__RECORDS PROVIDED__
########################################

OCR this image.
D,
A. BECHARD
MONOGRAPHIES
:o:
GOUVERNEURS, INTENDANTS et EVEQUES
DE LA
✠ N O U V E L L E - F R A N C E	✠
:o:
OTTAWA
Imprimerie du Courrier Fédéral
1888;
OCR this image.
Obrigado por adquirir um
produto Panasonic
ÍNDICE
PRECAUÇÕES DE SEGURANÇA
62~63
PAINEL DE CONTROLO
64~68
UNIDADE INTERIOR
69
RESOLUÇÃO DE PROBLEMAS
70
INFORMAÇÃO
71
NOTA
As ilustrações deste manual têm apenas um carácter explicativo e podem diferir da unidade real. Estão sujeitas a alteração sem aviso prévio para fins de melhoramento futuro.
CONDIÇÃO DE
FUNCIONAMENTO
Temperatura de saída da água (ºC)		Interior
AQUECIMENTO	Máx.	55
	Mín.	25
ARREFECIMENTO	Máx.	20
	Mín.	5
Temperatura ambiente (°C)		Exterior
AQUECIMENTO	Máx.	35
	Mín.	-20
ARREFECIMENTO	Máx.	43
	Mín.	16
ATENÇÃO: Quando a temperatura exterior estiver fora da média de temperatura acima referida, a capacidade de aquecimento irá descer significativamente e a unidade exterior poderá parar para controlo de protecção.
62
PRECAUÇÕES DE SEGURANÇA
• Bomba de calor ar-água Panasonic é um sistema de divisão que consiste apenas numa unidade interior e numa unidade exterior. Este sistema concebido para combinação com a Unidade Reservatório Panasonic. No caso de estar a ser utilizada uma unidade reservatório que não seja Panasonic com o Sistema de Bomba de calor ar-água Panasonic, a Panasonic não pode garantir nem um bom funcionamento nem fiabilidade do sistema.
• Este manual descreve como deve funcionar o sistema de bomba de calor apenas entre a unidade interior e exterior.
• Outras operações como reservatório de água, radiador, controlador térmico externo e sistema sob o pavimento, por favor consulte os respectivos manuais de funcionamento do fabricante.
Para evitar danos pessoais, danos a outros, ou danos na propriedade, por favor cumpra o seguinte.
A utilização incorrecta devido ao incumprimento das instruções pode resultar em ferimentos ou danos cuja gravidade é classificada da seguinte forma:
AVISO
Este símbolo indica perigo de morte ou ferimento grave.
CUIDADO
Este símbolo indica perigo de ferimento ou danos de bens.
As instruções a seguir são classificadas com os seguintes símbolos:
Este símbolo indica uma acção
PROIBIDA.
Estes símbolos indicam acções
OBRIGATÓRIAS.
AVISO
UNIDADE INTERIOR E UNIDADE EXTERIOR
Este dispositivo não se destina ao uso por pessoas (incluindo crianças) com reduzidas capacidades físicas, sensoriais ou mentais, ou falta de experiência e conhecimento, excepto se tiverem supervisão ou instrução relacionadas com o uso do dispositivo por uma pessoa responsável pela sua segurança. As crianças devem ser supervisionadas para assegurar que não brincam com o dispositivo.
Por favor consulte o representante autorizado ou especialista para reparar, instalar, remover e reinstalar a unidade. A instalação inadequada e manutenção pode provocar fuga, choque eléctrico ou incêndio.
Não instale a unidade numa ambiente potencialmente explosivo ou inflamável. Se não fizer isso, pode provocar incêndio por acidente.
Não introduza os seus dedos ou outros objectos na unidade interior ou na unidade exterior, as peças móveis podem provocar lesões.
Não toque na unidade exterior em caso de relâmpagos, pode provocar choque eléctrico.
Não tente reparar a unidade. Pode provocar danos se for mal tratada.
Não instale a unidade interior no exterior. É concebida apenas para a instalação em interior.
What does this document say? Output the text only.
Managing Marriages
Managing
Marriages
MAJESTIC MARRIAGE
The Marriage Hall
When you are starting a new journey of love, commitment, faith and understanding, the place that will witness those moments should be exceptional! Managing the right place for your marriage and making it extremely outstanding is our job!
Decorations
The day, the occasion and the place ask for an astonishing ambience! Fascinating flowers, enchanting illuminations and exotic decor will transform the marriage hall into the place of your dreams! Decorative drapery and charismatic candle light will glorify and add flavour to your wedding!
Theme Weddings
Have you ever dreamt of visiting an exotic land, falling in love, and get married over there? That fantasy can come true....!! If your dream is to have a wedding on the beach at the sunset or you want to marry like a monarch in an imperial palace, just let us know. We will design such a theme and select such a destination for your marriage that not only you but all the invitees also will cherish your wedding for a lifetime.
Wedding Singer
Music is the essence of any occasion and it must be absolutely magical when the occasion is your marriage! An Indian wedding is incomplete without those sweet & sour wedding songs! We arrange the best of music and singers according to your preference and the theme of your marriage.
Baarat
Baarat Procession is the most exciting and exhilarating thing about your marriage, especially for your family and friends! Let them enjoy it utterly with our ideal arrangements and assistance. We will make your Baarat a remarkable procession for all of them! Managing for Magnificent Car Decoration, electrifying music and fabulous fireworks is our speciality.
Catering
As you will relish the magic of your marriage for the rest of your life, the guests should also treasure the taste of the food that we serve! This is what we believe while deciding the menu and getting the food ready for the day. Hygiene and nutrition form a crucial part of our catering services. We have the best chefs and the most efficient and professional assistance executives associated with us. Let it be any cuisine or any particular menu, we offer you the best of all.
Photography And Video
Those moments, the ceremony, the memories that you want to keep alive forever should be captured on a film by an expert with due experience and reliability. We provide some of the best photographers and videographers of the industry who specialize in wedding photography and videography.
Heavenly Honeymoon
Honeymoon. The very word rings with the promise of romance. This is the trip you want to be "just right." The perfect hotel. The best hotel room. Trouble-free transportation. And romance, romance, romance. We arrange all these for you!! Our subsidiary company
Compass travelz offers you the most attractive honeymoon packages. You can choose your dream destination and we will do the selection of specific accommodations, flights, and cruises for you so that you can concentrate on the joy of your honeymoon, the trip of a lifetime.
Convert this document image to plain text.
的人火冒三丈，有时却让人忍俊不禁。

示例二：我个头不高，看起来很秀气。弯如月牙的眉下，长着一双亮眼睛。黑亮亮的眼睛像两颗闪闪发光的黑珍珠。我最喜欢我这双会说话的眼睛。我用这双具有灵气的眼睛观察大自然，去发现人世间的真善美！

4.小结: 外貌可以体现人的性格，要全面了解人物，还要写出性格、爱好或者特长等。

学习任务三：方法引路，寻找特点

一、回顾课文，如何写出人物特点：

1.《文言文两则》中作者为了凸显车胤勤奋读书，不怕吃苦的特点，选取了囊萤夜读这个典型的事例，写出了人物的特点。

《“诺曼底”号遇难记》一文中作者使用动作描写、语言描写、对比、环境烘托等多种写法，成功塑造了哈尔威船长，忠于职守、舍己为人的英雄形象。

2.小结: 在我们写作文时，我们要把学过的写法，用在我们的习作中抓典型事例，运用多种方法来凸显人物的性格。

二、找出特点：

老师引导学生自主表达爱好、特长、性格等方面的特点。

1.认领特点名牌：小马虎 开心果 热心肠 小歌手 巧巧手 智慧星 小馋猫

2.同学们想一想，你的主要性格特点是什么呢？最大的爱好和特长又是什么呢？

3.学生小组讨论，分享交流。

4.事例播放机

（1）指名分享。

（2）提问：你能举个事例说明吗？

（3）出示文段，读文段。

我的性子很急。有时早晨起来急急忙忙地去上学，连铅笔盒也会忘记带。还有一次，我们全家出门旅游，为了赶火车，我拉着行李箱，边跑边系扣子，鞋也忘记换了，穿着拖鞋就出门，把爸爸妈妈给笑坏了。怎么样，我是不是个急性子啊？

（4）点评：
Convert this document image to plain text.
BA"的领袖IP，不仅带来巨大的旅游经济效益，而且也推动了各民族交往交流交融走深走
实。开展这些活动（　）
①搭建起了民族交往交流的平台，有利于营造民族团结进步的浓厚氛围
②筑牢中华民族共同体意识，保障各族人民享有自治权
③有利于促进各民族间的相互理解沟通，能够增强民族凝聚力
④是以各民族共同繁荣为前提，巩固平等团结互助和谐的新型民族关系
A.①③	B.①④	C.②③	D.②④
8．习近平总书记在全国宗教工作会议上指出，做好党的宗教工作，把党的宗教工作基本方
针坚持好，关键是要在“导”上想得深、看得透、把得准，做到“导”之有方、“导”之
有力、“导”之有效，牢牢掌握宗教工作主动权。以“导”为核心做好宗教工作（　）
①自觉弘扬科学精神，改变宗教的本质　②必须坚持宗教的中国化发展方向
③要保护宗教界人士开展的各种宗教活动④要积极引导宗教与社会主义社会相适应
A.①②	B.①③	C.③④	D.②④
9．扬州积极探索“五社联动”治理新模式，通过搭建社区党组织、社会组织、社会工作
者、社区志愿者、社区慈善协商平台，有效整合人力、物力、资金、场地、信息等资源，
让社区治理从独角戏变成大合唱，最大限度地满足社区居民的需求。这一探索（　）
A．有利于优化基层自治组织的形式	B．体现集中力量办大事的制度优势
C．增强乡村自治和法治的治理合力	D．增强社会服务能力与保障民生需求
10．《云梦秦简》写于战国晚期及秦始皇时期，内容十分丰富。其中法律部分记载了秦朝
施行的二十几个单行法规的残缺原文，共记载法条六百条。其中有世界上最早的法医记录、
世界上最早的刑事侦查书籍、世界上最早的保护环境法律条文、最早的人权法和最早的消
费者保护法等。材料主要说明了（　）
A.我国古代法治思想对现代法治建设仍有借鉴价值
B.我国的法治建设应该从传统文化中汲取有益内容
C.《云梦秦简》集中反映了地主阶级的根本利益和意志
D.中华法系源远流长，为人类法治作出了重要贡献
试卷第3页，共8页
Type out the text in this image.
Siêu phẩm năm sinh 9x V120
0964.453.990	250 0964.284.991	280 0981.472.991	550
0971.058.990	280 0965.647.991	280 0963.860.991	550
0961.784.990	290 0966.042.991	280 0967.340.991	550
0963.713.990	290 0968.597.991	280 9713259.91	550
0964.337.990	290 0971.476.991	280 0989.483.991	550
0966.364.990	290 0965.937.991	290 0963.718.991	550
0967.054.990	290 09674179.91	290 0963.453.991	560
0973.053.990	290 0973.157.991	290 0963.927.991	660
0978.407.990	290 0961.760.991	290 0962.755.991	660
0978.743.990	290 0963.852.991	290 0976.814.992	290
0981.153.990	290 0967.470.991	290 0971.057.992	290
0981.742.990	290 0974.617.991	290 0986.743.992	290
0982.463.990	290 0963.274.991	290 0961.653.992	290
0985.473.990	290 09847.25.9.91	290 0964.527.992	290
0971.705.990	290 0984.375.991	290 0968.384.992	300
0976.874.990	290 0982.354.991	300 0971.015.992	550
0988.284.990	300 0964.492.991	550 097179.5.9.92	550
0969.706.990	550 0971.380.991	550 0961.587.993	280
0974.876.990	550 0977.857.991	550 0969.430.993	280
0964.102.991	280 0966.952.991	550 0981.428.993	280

########################################

Pick out, from the lines above, every one that contains the string "Managing".

Managing Marriages
Managing
When you are starting a new journey of love, commitment, faith and understanding, the place that will witness those moments should be exceptional! Managing the right place for your marriage and making it extremely outstanding is our job!
Baarat Procession is the most exciting and exhilarating thing about your marriage, especially for your family and friends! Let them enjoy it utterly with our ideal arrangements and assistance. We will make your Baarat a remarkable procession for all of them! Managing for Magnificent Car Decoration, electrifying music and fabulous fireworks is our speciality.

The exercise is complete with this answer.